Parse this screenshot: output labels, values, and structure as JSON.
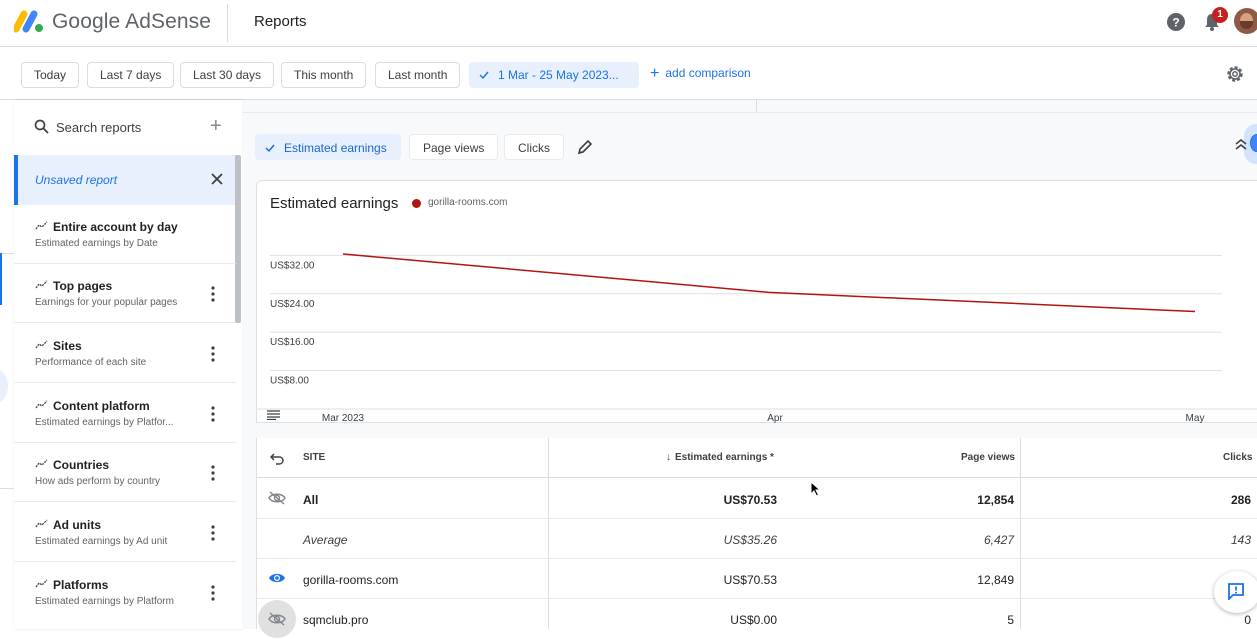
{
  "header": {
    "app_name": "Google AdSense",
    "page_title": "Reports",
    "notification_count": "1"
  },
  "date_bar": {
    "chips": [
      "Today",
      "Last 7 days",
      "Last 30 days",
      "This month",
      "Last month"
    ],
    "active_range": "1 Mar - 25 May 2023...",
    "add_comparison": "add comparison"
  },
  "sidebar": {
    "search_placeholder": "Search reports",
    "unsaved_report": "Unsaved report",
    "reports": [
      {
        "title": "Entire account by day",
        "subtitle": "Estimated earnings by Date"
      },
      {
        "title": "Top pages",
        "subtitle": "Earnings for your popular pages"
      },
      {
        "title": "Sites",
        "subtitle": "Performance of each site"
      },
      {
        "title": "Content platform",
        "subtitle": "Estimated earnings by Platfor..."
      },
      {
        "title": "Countries",
        "subtitle": "How ads perform by country"
      },
      {
        "title": "Ad units",
        "subtitle": "Estimated earnings by Ad unit"
      },
      {
        "title": "Platforms",
        "subtitle": "Estimated earnings by Platform"
      }
    ]
  },
  "metrics": {
    "selected": "Estimated earnings",
    "others": [
      "Page views",
      "Clicks"
    ]
  },
  "chart": {
    "title": "Estimated earnings",
    "legend": "gorilla-rooms.com",
    "series_color": "#b31412"
  },
  "chart_data": {
    "type": "line",
    "title": "Estimated earnings",
    "y_ticks": [
      "US$32.00",
      "US$24.00",
      "US$16.00",
      "US$8.00"
    ],
    "x_ticks": [
      "Mar 2023",
      "Apr",
      "May"
    ],
    "ylim": [
      0,
      40
    ],
    "series": [
      {
        "name": "gorilla-rooms.com",
        "points": [
          [
            0,
            32.3
          ],
          [
            1,
            24.3
          ],
          [
            2,
            20.3
          ]
        ]
      }
    ]
  },
  "table": {
    "headers": {
      "site": "SITE",
      "earnings": "Estimated earnings *",
      "page_views": "Page views",
      "clicks": "Clicks"
    },
    "rows": [
      {
        "site": "All",
        "earnings": "US$70.53",
        "page_views": "12,854",
        "clicks": "286"
      },
      {
        "site": "Average",
        "earnings": "US$35.26",
        "page_views": "6,427",
        "clicks": "143"
      },
      {
        "site": "gorilla-rooms.com",
        "earnings": "US$70.53",
        "page_views": "12,849",
        "clicks": ""
      },
      {
        "site": "sqmclub.pro",
        "earnings": "US$0.00",
        "page_views": "5",
        "clicks": "0"
      }
    ]
  }
}
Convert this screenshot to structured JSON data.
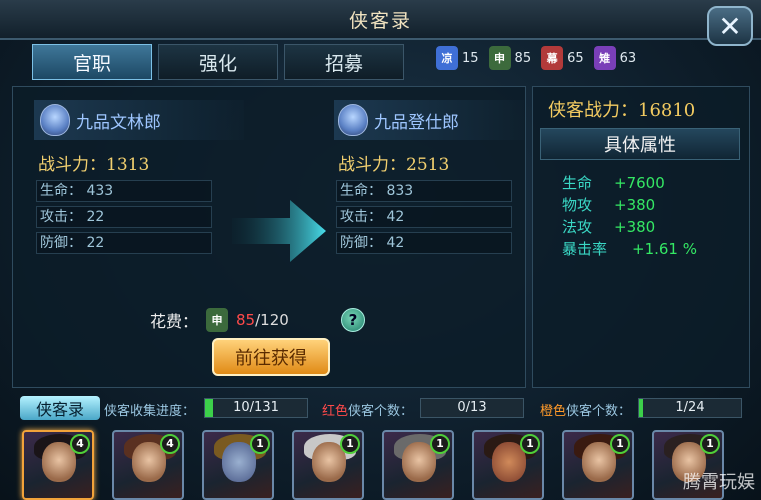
{
  "window": {
    "title": "侠客录"
  },
  "tabs": [
    {
      "label": "官职"
    },
    {
      "label": "强化"
    },
    {
      "label": "招募"
    }
  ],
  "currencies": [
    {
      "glyph": "凉",
      "value": "15",
      "color": "#3f6fd6"
    },
    {
      "glyph": "申",
      "value": "85",
      "color": "#3c6a3c"
    },
    {
      "glyph": "幕",
      "value": "65",
      "color": "#b23a3a"
    },
    {
      "glyph": "雉",
      "value": "63",
      "color": "#7a3fb8"
    }
  ],
  "current_rank": {
    "name": "九品文林郎",
    "power_label": "战斗力：",
    "power_value": "1313",
    "stats": [
      {
        "label": "生命：",
        "value": "433"
      },
      {
        "label": "攻击：",
        "value": "22"
      },
      {
        "label": "防御：",
        "value": "22"
      }
    ]
  },
  "next_rank": {
    "name": "九品登仕郎",
    "power_label": "战斗力：",
    "power_value": "2513",
    "stats": [
      {
        "label": "生命：",
        "value": "833"
      },
      {
        "label": "攻击：",
        "value": "42"
      },
      {
        "label": "防御：",
        "value": "42"
      }
    ]
  },
  "cost": {
    "label": "花费：",
    "item_glyph": "申",
    "have": "85",
    "need": "/120",
    "help": "?"
  },
  "goto_button": "前往获得",
  "summary": {
    "total_label": "侠客战力：",
    "total_value": "16810",
    "attr_header": "具体属性",
    "attrs": [
      {
        "label": "生命",
        "value": "+7600"
      },
      {
        "label": "物攻",
        "value": "+380"
      },
      {
        "label": "法攻",
        "value": "+380"
      },
      {
        "label": "暴击率",
        "value": "+1.61 %"
      }
    ]
  },
  "bottom": {
    "badge": "侠客录",
    "collect_label": "侠客收集进度：",
    "collect_value": "10/131",
    "collect_fraction": 0.076,
    "red_label_colored": "红色",
    "red_label_rest": "侠客个数：",
    "red_value": "0/13",
    "red_fraction": 0.0,
    "orange_label_colored": "橙色",
    "orange_label_rest": "侠客个数：",
    "orange_value": "1/24",
    "orange_fraction": 0.042
  },
  "heroes": [
    {
      "level": "4"
    },
    {
      "level": "4"
    },
    {
      "level": "1"
    },
    {
      "level": "1"
    },
    {
      "level": "1"
    },
    {
      "level": "1"
    },
    {
      "level": "1"
    },
    {
      "level": "1"
    }
  ],
  "watermark": "腾霄玩娱"
}
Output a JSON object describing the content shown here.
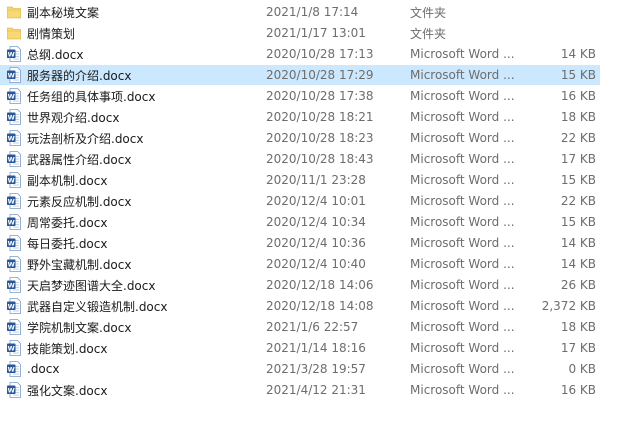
{
  "colors": {
    "selected_row": "#cce8ff",
    "folder": "#f8d775",
    "word": "#2b5797"
  },
  "files": [
    {
      "name": "副本秘境文案",
      "date": "2021/1/8 17:14",
      "type": "文件夹",
      "size": "",
      "icon": "folder-icon"
    },
    {
      "name": "剧情策划",
      "date": "2021/1/17 13:01",
      "type": "文件夹",
      "size": "",
      "icon": "folder-icon"
    },
    {
      "name": "总纲.docx",
      "date": "2020/10/28 17:13",
      "type": "Microsoft Word ...",
      "size": "14 KB",
      "icon": "word-document-icon"
    },
    {
      "name": "服务器的介绍.docx",
      "date": "2020/10/28 17:29",
      "type": "Microsoft Word ...",
      "size": "15 KB",
      "icon": "word-document-icon",
      "selected": true
    },
    {
      "name": "任务组的具体事项.docx",
      "date": "2020/10/28 17:38",
      "type": "Microsoft Word ...",
      "size": "16 KB",
      "icon": "word-document-icon"
    },
    {
      "name": "世界观介绍.docx",
      "date": "2020/10/28 18:21",
      "type": "Microsoft Word ...",
      "size": "18 KB",
      "icon": "word-document-icon"
    },
    {
      "name": "玩法剖析及介绍.docx",
      "date": "2020/10/28 18:23",
      "type": "Microsoft Word ...",
      "size": "22 KB",
      "icon": "word-document-icon"
    },
    {
      "name": "武器属性介绍.docx",
      "date": "2020/10/28 18:43",
      "type": "Microsoft Word ...",
      "size": "17 KB",
      "icon": "word-document-icon"
    },
    {
      "name": "副本机制.docx",
      "date": "2020/11/1 23:28",
      "type": "Microsoft Word ...",
      "size": "15 KB",
      "icon": "word-document-icon"
    },
    {
      "name": "元素反应机制.docx",
      "date": "2020/12/4 10:01",
      "type": "Microsoft Word ...",
      "size": "22 KB",
      "icon": "word-document-icon"
    },
    {
      "name": "周常委托.docx",
      "date": "2020/12/4 10:34",
      "type": "Microsoft Word ...",
      "size": "15 KB",
      "icon": "word-document-icon"
    },
    {
      "name": "每日委托.docx",
      "date": "2020/12/4 10:36",
      "type": "Microsoft Word ...",
      "size": "14 KB",
      "icon": "word-document-icon"
    },
    {
      "name": "野外宝藏机制.docx",
      "date": "2020/12/4 10:40",
      "type": "Microsoft Word ...",
      "size": "14 KB",
      "icon": "word-document-icon"
    },
    {
      "name": "天启梦迹图谱大全.docx",
      "date": "2020/12/18 14:06",
      "type": "Microsoft Word ...",
      "size": "26 KB",
      "icon": "word-document-icon"
    },
    {
      "name": "武器自定义锻造机制.docx",
      "date": "2020/12/18 14:08",
      "type": "Microsoft Word ...",
      "size": "2,372 KB",
      "icon": "word-document-icon"
    },
    {
      "name": "学院机制文案.docx",
      "date": "2021/1/6 22:57",
      "type": "Microsoft Word ...",
      "size": "18 KB",
      "icon": "word-document-icon"
    },
    {
      "name": "技能策划.docx",
      "date": "2021/1/14 18:16",
      "type": "Microsoft Word ...",
      "size": "17 KB",
      "icon": "word-document-icon"
    },
    {
      "name": ".docx",
      "date": "2021/3/28 19:57",
      "type": "Microsoft Word ...",
      "size": "0 KB",
      "icon": "word-document-icon"
    },
    {
      "name": "强化文案.docx",
      "date": "2021/4/12 21:31",
      "type": "Microsoft Word ...",
      "size": "16 KB",
      "icon": "word-document-icon"
    }
  ]
}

→ **DIRECTION**
Looking at the records above, work out how many lines include the word "screenshot", then give that number by itself.

→ **COMPLETE ANSWER**
2